- _Requirements_
Give the count of lines in the data that include the string "Повышение", with no added remarks.

Extracted data entries:
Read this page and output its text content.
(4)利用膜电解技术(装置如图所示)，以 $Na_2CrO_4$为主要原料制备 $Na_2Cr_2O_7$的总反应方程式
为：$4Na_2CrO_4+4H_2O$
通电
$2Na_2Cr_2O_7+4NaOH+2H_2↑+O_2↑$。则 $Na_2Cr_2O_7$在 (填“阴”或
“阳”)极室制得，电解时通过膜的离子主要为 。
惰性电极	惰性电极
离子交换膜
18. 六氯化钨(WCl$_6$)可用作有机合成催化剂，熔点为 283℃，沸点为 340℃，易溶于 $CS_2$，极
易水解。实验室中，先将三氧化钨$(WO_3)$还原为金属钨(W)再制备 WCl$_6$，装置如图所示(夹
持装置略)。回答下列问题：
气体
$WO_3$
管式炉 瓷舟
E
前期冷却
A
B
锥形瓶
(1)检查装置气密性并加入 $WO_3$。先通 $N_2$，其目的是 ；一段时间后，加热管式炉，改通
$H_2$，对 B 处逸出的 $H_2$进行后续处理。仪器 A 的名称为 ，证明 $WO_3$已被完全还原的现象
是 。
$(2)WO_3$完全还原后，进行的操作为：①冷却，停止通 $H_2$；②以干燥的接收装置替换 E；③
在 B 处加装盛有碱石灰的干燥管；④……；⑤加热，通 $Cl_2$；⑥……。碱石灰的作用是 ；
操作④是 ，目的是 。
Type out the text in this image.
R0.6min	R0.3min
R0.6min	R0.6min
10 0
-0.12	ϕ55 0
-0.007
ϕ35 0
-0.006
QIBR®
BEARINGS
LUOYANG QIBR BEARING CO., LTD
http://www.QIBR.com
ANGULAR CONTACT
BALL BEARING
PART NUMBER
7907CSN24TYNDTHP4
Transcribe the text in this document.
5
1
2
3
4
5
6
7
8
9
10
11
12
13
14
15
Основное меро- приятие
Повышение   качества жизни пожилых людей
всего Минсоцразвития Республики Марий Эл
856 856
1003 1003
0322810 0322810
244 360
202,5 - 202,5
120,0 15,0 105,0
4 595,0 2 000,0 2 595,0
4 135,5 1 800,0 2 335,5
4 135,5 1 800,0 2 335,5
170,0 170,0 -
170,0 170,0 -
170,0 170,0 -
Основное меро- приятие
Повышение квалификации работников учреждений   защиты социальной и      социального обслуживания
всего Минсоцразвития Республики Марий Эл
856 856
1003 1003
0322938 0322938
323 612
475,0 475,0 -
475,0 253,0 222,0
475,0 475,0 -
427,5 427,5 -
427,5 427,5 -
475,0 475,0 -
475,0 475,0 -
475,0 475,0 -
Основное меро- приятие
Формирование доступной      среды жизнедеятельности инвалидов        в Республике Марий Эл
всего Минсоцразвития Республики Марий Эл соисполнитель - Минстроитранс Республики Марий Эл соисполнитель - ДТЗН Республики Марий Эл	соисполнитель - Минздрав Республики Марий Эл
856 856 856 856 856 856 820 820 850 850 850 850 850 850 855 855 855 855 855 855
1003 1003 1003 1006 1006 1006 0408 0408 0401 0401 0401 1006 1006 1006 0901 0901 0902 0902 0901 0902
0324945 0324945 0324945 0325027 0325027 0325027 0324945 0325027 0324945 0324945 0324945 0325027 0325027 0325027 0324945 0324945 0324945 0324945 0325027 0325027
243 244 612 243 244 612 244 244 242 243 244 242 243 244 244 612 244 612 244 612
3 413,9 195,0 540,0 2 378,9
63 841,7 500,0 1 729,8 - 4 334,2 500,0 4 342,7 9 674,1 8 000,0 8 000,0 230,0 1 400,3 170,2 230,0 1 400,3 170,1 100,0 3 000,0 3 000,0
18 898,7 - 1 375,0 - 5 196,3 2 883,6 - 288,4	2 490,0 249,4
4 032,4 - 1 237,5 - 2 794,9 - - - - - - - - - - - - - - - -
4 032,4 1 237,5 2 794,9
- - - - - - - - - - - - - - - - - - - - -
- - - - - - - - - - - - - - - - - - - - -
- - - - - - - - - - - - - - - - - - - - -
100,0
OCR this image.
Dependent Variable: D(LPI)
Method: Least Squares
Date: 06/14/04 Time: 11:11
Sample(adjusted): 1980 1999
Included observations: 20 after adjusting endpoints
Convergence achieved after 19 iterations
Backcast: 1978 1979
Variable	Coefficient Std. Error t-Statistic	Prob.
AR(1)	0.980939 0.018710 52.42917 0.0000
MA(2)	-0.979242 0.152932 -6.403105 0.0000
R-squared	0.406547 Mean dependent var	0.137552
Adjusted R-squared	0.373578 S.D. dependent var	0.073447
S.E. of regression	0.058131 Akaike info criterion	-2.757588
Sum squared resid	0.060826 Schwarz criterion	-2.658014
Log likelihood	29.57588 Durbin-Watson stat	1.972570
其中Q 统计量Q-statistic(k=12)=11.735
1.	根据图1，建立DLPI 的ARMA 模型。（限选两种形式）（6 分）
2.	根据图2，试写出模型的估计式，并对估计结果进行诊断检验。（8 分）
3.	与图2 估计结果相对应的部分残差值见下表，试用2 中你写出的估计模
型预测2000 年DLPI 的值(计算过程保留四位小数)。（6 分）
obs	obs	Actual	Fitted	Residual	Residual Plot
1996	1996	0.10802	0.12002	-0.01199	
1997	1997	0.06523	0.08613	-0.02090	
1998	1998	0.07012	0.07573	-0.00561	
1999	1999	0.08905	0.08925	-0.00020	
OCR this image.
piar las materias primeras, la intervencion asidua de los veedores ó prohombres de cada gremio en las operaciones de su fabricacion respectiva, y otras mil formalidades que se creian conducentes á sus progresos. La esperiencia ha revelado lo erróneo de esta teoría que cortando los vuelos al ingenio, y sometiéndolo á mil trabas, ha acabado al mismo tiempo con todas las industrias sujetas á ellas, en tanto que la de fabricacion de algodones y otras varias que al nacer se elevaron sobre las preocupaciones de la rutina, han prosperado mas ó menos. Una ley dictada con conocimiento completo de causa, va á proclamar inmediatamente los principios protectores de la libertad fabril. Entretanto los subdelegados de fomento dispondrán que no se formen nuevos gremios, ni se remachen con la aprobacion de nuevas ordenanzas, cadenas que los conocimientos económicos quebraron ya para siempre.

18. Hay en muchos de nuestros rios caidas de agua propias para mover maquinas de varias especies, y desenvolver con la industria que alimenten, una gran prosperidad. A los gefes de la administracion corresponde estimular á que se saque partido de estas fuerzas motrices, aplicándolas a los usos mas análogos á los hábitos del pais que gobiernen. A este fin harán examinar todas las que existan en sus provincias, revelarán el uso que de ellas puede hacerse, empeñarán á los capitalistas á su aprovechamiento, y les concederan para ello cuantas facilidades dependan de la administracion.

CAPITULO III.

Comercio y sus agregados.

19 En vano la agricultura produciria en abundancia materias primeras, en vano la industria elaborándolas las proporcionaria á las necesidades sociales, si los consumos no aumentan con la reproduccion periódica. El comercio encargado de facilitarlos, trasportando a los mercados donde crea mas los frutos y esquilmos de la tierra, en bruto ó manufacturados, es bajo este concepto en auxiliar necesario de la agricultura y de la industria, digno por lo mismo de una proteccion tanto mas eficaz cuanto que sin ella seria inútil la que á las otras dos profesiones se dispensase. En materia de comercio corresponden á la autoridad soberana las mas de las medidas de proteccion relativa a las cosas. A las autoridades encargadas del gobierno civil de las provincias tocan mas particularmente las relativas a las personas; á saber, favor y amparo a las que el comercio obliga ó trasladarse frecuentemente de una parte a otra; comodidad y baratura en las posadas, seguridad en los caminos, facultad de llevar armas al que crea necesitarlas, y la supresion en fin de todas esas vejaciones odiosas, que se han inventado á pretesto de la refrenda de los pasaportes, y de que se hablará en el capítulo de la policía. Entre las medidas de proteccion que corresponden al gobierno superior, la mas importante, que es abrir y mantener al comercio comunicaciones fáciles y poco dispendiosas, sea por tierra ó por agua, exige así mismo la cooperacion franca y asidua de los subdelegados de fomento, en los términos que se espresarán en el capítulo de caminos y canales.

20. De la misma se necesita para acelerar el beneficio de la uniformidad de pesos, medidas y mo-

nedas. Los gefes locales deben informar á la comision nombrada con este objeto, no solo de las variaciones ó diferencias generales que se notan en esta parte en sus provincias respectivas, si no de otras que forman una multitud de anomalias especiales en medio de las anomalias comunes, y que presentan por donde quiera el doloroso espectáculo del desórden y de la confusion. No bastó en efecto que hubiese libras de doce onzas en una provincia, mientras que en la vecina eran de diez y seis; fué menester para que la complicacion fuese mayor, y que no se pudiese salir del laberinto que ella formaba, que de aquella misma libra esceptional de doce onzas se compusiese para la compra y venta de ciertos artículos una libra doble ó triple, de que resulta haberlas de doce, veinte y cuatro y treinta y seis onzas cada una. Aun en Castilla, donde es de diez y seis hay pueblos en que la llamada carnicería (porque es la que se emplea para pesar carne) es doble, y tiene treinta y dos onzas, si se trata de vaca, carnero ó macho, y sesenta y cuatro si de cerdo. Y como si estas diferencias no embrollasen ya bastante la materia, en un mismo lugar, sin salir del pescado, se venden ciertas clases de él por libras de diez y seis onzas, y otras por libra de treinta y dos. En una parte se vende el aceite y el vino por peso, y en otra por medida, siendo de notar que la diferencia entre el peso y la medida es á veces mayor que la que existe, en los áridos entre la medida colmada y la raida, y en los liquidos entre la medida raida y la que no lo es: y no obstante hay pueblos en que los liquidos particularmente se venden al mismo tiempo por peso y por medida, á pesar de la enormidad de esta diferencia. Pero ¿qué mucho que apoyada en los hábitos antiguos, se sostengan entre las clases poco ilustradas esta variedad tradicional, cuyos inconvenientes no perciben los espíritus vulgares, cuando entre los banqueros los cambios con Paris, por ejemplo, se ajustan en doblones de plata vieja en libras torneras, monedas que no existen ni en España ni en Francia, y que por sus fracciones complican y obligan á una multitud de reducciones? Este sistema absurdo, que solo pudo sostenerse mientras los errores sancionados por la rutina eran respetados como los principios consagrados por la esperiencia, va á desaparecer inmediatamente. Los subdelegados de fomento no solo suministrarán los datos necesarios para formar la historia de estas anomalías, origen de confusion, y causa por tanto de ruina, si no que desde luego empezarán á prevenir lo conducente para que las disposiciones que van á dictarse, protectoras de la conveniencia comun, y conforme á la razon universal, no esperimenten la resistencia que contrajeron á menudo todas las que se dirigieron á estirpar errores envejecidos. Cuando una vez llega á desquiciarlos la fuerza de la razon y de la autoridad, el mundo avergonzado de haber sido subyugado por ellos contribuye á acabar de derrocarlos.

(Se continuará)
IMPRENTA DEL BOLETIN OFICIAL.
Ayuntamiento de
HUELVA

- _Output_
2